▽
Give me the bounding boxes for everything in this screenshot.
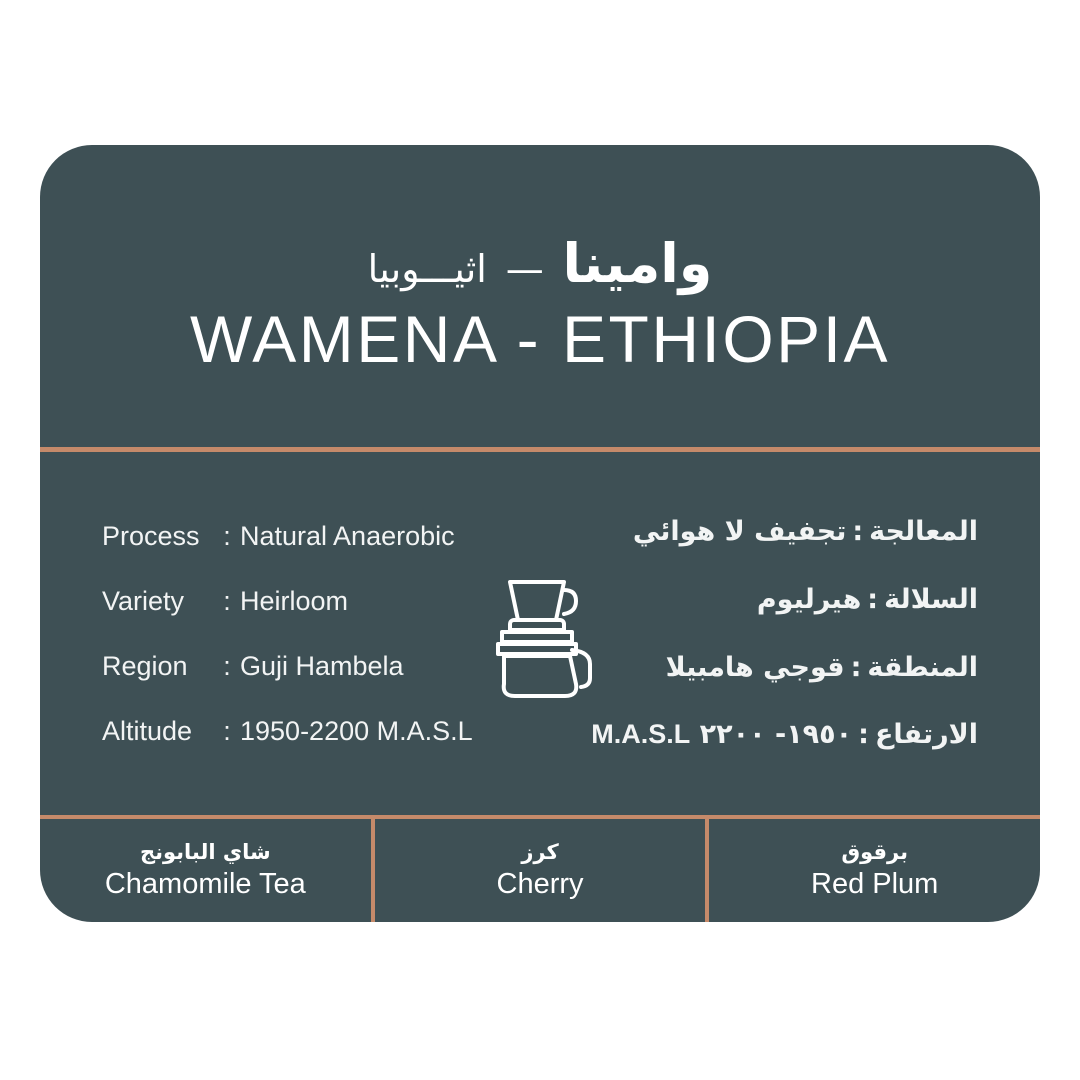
- info-value-altitude-ar: ١٩٥٠- ٢٢٠٠: [700, 719, 852, 750]
- flavour-note-item: شاي البابونج Chamomile Tea: [40, 819, 371, 922]
- flavour-note-english: Chamomile Tea: [105, 867, 306, 902]
- flavour-note-item: برقوق Red Plum: [705, 819, 1040, 922]
- info-row-region-en: Region : Guji Hambela: [102, 651, 404, 682]
- flavour-note-arabic: كرز: [521, 839, 558, 865]
- info-separator-region-en: :: [214, 651, 240, 682]
- info-column-arabic: المعالجة:تجفيف لا هوائي السلالة:هيرليوم …: [618, 515, 978, 752]
- info-value-variety-en: Heirloom: [240, 586, 348, 617]
- info-value-altitude-en: 1950-2200 M.A.S.L: [240, 716, 473, 747]
- label-canvas: وامينا — اثيـــوبيا WAMENA - ETHIOPIA Pr…: [0, 0, 1080, 1080]
- info-label-variety-ar: السلالة: [884, 584, 978, 615]
- pour-over-brewer-icon: [475, 564, 605, 704]
- info-column-english: Process : Natural Anaerobic Variety : He…: [102, 521, 502, 747]
- info-value-process-en: Natural Anaerobic: [240, 521, 455, 552]
- info-separator-process-ar: :: [846, 516, 869, 547]
- flavour-note-english: Cherry: [497, 867, 584, 902]
- info-label-region-ar: المنطقة: [867, 652, 978, 683]
- info-value-region-ar: قوجي هامبيلا: [666, 652, 845, 683]
- info-row-altitude-en: Altitude : 1950-2200 M.A.S.L: [102, 716, 473, 747]
- title-english: WAMENA - ETHIOPIA: [190, 302, 890, 378]
- flavour-note-arabic: برقوق: [841, 839, 908, 865]
- info-label-altitude-en: Altitude: [102, 716, 214, 747]
- flavour-note-item: كرز Cherry: [371, 819, 706, 922]
- info-value-altitude-ar-unit: M.A.S.L: [591, 719, 690, 749]
- flavour-note-english: Red Plum: [811, 867, 938, 902]
- info-separator-process-en: :: [214, 521, 240, 552]
- info-label-process-ar: المعالجة: [869, 516, 978, 547]
- title-arabic-origin: اثيـــوبيا: [368, 247, 487, 291]
- flavour-note-arabic: شاي البابونج: [140, 839, 271, 865]
- info-value-region-en: Guji Hambela: [240, 651, 404, 682]
- info-label-altitude-ar: الارتفاع: [875, 719, 978, 750]
- info-row-process-en: Process : Natural Anaerobic: [102, 521, 455, 552]
- title-arabic: وامينا — اثيـــوبيا: [368, 232, 713, 296]
- info-row-variety-en: Variety : Heirloom: [102, 586, 348, 617]
- info-row-process-ar: المعالجة:تجفيف لا هوائي: [633, 515, 978, 549]
- label-info-section: Process : Natural Anaerobic Variety : He…: [40, 452, 1040, 815]
- flavour-notes-section: شاي البابونج Chamomile Tea كرز Cherry بر…: [40, 815, 1040, 922]
- info-value-variety-ar: هيرليوم: [757, 584, 861, 615]
- info-separator-variety-ar: :: [861, 584, 884, 615]
- info-label-region-en: Region: [102, 651, 214, 682]
- info-separator-variety-en: :: [214, 586, 240, 617]
- info-separator-altitude-en: :: [214, 716, 240, 747]
- info-row-variety-ar: السلالة:هيرليوم: [757, 583, 978, 617]
- title-arabic-name: وامينا: [563, 232, 713, 295]
- info-label-variety-en: Variety: [102, 586, 214, 617]
- info-row-altitude-ar: الارتفاع:١٩٥٠- ٢٢٠٠ M.A.S.L: [591, 718, 978, 752]
- info-row-region-ar: المنطقة:قوجي هامبيلا: [666, 651, 978, 685]
- info-separator-altitude-ar: :: [852, 719, 875, 750]
- info-value-process-ar: تجفيف لا هوائي: [633, 516, 846, 547]
- label-header: وامينا — اثيـــوبيا WAMENA - ETHIOPIA: [40, 145, 1040, 447]
- info-separator-region-ar: :: [845, 652, 868, 683]
- title-arabic-dash: —: [506, 247, 544, 291]
- info-label-process-en: Process: [102, 521, 214, 552]
- coffee-label-card: وامينا — اثيـــوبيا WAMENA - ETHIOPIA Pr…: [40, 145, 1040, 922]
△
**Stated goal:**
Revise the part of the items that opens with the line containing "- info-value-altitude-ar: ١٩٥٠- ٢٢٠٠: [700, 719, 852, 750]" and closes with the line containing "- info-value-altitude-en: 1950-2200". Give only those lines, with every "Chamomile Tea" replaced by "Jasmine Tea" and nothing else changed.

**Answer below:**
- info-value-altitude-ar: ١٩٥٠- ٢٢٠٠: [700, 719, 852, 750]
- flavour-note-item: شاي البابونج Jasmine Tea: [40, 819, 371, 922]
- flavour-note-english: Jasmine Tea: [105, 867, 306, 902]
- flavour-note-item: برقوق Red Plum: [705, 819, 1040, 922]
- info-row-region-en: Region : Guji Hambela: [102, 651, 404, 682]
- flavour-note-arabic: كرز: [521, 839, 558, 865]
- info-separator-region-en: :: [214, 651, 240, 682]
- info-column-arabic: المعالجة:تجفيف لا هوائي السلالة:هيرليوم …: [618, 515, 978, 752]
- info-value-variety-en: Heirloom: [240, 586, 348, 617]
- info-value-altitude-en: 1950-2200 M.A.S.L: [240, 716, 473, 747]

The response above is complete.